● Task brief: Answer with a single number: the count of lines that hold "либо".

---- Material provided

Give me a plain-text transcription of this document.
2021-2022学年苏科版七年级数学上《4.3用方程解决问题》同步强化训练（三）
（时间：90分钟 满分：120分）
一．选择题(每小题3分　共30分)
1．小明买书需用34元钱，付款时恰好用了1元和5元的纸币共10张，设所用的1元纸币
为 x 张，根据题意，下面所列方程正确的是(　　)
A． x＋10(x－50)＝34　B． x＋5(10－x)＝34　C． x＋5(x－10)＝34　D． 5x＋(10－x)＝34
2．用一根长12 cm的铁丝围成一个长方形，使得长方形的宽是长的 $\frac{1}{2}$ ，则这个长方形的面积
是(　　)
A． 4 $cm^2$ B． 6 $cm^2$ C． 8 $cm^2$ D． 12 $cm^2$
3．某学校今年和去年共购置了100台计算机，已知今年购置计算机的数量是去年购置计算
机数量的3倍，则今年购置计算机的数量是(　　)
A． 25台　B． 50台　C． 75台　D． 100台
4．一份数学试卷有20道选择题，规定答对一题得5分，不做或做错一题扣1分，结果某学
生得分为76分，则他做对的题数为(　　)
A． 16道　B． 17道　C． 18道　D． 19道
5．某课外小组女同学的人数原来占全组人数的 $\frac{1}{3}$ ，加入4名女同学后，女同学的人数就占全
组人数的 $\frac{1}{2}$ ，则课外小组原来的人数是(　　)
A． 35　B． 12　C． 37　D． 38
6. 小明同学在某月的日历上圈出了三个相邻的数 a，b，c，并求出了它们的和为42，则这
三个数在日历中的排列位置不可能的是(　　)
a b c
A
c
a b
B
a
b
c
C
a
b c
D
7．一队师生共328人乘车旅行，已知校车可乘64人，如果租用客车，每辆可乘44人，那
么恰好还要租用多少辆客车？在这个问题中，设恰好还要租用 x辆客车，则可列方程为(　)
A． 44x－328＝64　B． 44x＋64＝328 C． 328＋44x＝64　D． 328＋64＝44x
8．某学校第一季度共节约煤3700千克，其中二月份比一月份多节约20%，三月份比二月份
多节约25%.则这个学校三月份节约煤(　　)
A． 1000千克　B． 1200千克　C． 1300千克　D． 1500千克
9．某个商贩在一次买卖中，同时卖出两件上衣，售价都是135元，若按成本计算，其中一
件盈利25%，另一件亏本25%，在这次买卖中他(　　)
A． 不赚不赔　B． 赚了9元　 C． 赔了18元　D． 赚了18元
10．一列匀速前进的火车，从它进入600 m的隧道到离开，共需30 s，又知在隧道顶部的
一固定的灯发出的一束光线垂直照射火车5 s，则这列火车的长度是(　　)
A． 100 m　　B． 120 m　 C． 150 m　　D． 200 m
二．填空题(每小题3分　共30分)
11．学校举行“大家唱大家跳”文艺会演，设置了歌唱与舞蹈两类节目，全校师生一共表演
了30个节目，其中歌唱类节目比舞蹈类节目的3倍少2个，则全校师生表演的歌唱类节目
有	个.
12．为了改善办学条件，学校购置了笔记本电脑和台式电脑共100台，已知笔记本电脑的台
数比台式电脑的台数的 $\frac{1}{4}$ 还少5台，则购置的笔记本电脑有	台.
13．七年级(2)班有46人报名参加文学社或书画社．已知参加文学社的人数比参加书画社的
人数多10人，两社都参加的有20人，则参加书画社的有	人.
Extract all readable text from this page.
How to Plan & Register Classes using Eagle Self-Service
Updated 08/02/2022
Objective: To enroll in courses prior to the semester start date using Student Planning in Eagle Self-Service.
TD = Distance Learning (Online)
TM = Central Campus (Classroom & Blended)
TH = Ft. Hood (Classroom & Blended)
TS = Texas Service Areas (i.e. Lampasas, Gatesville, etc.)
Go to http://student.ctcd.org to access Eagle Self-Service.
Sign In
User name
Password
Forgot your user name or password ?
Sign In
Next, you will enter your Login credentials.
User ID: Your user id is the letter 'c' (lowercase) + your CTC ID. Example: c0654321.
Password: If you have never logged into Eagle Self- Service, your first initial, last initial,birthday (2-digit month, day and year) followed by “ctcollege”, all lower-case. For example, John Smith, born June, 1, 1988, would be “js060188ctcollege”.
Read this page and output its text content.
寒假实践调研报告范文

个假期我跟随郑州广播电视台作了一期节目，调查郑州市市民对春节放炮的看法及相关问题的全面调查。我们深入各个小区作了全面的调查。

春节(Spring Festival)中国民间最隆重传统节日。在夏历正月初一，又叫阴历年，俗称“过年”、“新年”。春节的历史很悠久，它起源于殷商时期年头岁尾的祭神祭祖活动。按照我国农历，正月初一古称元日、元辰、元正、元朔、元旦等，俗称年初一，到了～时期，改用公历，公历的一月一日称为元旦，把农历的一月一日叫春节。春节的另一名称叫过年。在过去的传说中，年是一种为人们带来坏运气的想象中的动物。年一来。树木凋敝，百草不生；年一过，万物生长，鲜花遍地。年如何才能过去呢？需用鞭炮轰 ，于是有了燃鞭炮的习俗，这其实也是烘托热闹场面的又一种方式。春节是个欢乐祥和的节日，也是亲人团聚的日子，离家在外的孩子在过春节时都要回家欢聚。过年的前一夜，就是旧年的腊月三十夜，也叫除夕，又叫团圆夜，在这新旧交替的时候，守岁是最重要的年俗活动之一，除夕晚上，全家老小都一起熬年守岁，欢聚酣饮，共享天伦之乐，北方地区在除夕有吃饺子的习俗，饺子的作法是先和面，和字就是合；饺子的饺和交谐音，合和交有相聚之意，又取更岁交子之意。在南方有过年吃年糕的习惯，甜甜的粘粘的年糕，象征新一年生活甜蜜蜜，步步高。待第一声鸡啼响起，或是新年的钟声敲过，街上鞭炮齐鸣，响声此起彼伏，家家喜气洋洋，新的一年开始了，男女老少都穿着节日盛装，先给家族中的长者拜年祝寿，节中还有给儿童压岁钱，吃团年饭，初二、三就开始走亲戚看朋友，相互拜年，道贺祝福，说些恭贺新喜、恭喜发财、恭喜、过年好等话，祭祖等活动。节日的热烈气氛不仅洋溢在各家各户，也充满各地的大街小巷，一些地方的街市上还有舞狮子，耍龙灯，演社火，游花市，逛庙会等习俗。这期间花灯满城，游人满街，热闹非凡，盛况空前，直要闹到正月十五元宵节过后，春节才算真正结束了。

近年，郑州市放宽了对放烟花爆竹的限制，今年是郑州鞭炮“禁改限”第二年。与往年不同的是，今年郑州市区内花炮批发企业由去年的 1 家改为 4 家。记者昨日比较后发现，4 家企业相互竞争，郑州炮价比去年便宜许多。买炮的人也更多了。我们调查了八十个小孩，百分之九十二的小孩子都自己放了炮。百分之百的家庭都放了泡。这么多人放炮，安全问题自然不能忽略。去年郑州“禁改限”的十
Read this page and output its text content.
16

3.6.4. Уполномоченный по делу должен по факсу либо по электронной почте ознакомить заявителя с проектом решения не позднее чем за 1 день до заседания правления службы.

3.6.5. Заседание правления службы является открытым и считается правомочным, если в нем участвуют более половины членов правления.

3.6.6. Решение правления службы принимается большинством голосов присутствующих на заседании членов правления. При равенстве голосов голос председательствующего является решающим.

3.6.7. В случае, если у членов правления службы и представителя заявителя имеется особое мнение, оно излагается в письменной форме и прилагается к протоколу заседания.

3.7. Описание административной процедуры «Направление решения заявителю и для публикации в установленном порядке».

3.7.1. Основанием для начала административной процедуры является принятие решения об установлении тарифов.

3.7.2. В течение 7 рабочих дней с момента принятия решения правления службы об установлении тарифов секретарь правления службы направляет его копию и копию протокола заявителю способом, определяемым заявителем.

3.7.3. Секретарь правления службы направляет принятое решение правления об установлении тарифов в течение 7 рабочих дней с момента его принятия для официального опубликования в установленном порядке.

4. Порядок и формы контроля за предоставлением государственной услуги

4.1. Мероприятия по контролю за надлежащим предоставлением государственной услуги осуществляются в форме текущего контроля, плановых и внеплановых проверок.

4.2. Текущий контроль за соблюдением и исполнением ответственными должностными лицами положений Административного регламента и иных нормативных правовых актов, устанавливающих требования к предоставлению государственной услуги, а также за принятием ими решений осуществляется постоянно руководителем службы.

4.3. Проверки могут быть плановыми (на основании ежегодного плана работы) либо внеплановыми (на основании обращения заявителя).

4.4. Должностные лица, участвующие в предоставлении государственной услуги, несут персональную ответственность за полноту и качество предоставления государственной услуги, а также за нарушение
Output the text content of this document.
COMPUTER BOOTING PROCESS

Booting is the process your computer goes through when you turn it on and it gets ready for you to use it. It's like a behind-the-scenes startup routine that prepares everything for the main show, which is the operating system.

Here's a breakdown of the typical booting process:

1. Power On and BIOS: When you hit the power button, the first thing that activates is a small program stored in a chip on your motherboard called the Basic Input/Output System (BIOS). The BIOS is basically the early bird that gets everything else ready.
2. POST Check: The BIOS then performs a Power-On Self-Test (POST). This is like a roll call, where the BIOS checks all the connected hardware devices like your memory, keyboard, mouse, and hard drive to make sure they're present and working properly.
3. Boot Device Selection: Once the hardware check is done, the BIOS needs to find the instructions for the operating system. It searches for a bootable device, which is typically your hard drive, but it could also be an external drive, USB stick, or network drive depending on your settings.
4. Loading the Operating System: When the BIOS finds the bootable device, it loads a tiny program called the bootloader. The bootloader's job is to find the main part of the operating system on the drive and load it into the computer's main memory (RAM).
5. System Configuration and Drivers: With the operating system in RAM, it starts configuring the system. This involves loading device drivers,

--------

● Correct response: 2